▶ **EXERCISE**
Update everything from the start of the records down through the line containing "- crawl-date-selector[interactable]: 23", replacing "hamburger-menu-icon" with "menu-toggle-icon" and keeping everything else the same.
[BEGIN ITEMS]
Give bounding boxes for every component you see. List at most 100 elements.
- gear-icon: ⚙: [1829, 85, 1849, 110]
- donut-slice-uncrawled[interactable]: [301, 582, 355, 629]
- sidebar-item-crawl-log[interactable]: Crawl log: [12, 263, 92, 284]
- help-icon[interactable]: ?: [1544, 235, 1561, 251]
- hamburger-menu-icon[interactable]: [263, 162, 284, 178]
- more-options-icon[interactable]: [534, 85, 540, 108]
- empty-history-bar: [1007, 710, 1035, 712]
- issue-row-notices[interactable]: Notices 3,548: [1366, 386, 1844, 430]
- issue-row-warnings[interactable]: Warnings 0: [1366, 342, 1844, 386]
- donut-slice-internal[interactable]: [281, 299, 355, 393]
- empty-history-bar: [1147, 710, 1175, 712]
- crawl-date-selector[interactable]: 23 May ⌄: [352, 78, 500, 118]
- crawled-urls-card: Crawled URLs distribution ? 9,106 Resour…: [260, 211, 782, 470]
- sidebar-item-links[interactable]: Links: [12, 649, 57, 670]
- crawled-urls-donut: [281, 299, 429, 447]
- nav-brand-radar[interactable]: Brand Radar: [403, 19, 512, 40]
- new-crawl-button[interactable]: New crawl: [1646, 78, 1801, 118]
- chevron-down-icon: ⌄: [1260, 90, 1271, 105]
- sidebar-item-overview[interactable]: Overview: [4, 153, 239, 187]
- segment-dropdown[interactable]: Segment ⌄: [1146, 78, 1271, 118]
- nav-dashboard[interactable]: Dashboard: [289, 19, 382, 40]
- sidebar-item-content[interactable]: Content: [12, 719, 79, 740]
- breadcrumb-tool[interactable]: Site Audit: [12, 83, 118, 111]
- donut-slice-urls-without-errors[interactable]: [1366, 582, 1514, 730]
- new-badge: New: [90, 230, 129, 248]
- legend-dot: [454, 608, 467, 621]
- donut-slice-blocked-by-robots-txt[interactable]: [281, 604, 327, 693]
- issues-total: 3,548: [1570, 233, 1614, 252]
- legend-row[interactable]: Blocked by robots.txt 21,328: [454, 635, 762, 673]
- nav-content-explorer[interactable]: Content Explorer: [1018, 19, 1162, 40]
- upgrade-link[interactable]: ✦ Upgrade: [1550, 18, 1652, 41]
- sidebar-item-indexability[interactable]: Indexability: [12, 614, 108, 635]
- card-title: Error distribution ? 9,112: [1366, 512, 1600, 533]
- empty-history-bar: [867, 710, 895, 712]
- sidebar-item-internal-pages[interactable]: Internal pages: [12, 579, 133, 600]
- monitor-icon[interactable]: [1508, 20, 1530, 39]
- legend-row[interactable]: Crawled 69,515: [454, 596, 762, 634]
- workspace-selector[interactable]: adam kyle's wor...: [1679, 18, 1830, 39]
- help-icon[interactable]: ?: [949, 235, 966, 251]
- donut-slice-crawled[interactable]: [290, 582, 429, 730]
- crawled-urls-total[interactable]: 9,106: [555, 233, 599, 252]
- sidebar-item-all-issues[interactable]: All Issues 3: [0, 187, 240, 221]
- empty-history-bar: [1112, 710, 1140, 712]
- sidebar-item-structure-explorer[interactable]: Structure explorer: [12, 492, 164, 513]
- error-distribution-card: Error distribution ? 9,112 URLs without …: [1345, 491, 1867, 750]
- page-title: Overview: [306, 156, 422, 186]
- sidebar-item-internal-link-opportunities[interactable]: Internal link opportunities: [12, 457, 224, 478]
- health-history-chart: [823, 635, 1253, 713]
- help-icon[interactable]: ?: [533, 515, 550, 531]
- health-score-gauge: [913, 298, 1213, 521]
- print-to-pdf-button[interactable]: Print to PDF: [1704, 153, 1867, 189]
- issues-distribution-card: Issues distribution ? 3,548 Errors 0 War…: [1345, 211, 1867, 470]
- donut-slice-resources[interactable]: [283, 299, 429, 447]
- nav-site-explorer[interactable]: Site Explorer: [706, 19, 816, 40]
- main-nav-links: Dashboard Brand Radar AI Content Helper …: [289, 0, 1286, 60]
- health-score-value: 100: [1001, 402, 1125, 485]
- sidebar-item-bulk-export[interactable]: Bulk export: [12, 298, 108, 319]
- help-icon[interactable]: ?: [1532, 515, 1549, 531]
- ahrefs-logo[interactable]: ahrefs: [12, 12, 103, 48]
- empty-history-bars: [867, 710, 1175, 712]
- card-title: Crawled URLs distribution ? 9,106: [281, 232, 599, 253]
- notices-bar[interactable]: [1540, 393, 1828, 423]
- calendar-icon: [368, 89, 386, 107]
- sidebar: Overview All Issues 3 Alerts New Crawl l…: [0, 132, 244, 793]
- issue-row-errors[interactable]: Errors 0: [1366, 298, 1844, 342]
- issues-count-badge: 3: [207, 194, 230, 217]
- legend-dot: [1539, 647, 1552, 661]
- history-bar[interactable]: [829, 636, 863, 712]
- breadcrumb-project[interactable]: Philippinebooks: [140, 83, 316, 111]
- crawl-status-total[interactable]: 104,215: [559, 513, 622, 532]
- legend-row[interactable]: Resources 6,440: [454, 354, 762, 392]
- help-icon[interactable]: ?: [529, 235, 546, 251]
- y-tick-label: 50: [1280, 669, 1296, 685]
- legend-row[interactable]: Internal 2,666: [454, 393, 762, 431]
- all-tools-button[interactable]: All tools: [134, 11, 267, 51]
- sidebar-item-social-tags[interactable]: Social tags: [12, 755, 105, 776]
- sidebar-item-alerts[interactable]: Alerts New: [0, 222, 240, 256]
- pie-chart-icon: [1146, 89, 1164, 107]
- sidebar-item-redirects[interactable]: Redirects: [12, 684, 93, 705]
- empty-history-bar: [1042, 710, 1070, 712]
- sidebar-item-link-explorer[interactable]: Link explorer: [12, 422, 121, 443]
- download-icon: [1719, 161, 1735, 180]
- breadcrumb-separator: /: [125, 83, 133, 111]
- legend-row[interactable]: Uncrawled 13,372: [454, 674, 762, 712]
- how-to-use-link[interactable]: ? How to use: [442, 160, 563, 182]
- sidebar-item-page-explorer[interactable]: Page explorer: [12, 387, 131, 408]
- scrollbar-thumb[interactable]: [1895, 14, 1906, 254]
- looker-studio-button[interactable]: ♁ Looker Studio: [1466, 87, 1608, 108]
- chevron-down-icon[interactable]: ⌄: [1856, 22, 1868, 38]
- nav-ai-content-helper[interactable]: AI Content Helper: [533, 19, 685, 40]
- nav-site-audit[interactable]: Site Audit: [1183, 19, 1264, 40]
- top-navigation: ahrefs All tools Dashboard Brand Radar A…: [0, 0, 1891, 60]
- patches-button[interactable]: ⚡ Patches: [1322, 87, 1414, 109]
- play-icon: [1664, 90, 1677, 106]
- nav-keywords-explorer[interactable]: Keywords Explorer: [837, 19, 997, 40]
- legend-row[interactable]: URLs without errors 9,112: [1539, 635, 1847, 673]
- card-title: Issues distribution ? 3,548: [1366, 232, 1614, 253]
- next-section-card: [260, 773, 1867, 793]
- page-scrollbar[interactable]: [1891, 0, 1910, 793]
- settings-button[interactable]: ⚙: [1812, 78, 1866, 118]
[END ITEMS]
▶ **OUTPUT FOR THIS EXERCISE**
Give bounding boxes for every component you see. List at most 100 elements.
- gear-icon: ⚙: [1829, 85, 1849, 110]
- donut-slice-uncrawled[interactable]: [301, 582, 355, 629]
- sidebar-item-crawl-log[interactable]: Crawl log: [12, 263, 92, 284]
- help-icon[interactable]: ?: [1544, 235, 1561, 251]
- menu-toggle-icon[interactable]: [263, 162, 284, 178]
- more-options-icon[interactable]: [534, 85, 540, 108]
- empty-history-bar: [1007, 710, 1035, 712]
- issue-row-notices[interactable]: Notices 3,548: [1366, 386, 1844, 430]
- issue-row-warnings[interactable]: Warnings 0: [1366, 342, 1844, 386]
- donut-slice-internal[interactable]: [281, 299, 355, 393]
- empty-history-bar: [1147, 710, 1175, 712]
- crawl-date-selector[interactable]: 23 May ⌄: [352, 78, 500, 118]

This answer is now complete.